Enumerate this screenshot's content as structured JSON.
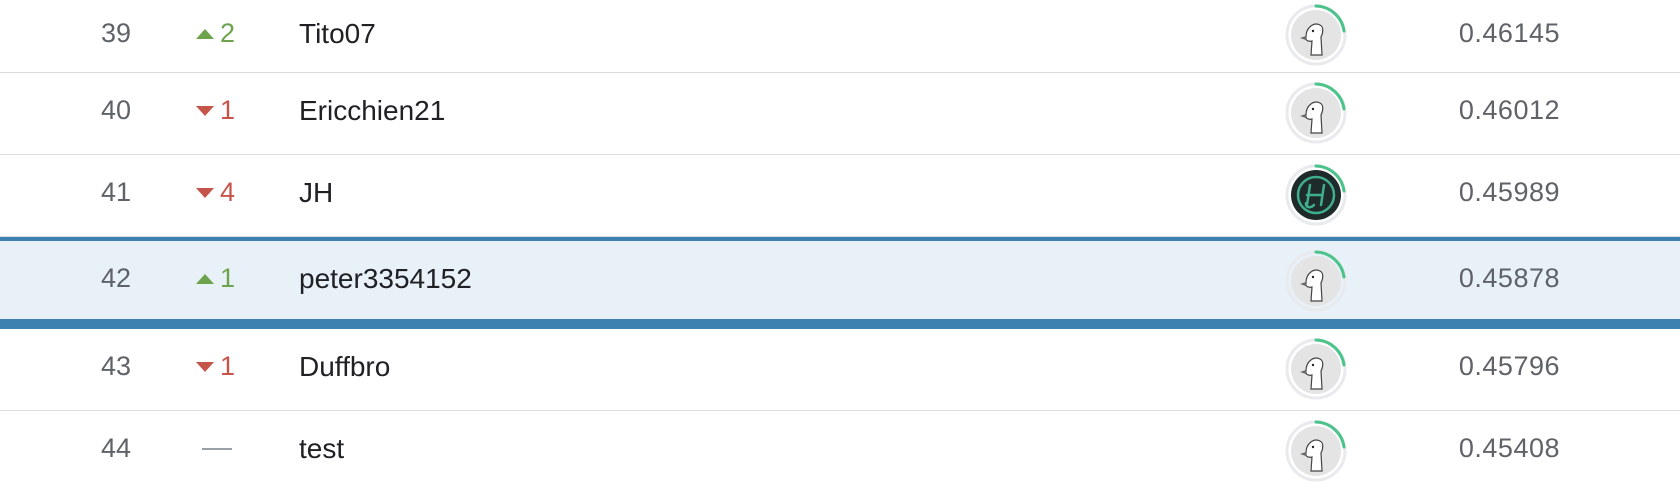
{
  "leaderboard": {
    "rows": [
      {
        "rank": "39",
        "change_direction": "up",
        "change": "2",
        "team": "Tito07",
        "avatar_icon": "goose-avatar-icon",
        "score": "0.46145"
      },
      {
        "rank": "40",
        "change_direction": "down",
        "change": "1",
        "team": "Ericchien21",
        "avatar_icon": "goose-avatar-icon",
        "score": "0.46012"
      },
      {
        "rank": "41",
        "change_direction": "down",
        "change": "4",
        "team": "JH",
        "avatar_icon": "jh-logo-avatar-icon",
        "score": "0.45989"
      },
      {
        "rank": "42",
        "change_direction": "up",
        "change": "1",
        "team": "peter3354152",
        "avatar_icon": "goose-avatar-icon",
        "score": "0.45878",
        "is_current_user": true
      },
      {
        "rank": "43",
        "change_direction": "down",
        "change": "1",
        "team": "Duffbro",
        "avatar_icon": "goose-avatar-icon",
        "score": "0.45796"
      },
      {
        "rank": "44",
        "change_direction": "none",
        "change": "",
        "team": "test",
        "avatar_icon": "goose-avatar-icon",
        "score": "0.45408"
      }
    ],
    "colors": {
      "up": "#6da34d",
      "down": "#c5554a",
      "highlight_bg": "#e8f0f8",
      "highlight_border": "#3d81b1",
      "progress_ring": "#4cc38a"
    }
  }
}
⁂
◆ Given task: The pictures should not appear in the copy; every other part of the records above must be returned exactly.

◆ Answer to this task:
Enumerate this screenshot's content as structured JSON.
{
  "leaderboard": {
    "rows": [
      {
        "rank": "39",
        "change_direction": "up",
        "change": "2",
        "team": "Tito07",
        "avatar_icon": "goose-avatar-icon",
        "score": "0.46145"
      },
      {
        "rank": "40",
        "change_direction": "down",
        "change": "1",
        "team": "Ericchien21",
        "avatar_icon": "goose-avatar-icon",
        "score": "0.46012"
      },
      {
        "rank": "41",
        "change_direction": "down",
        "change": "4",
        "team": "JH",
        "avatar_icon": "jh-logo-avatar-icon",
        "score": "0.45989"
      },
      {
        "rank": "42",
        "change_direction": "up",
        "change": "1",
        "team": "peter3354152",
        "avatar_icon": "goose-avatar-icon",
        "score": "0.45878",
        "is_current_user": true
      },
      {
        "rank": "43",
        "change_direction": "down",
        "change": "1",
        "team": "Duffbro",
        "avatar_icon": "goose-avatar-icon",
        "score": "0.45796"
      },
      {
        "rank": "44",
        "change_direction": "none",
        "change": "",
        "team": "test",
        "avatar_icon": "goose-avatar-icon",
        "score": "0.45408"
      }
    ],
    "colors": {
      "up": "#6da34d",
      "down": "#c5554a",
      "highlight_bg": "#e8f0f8",
      "highlight_border": "#3d81b1",
      "progress_ring": "#4cc38a"
    }
  }
}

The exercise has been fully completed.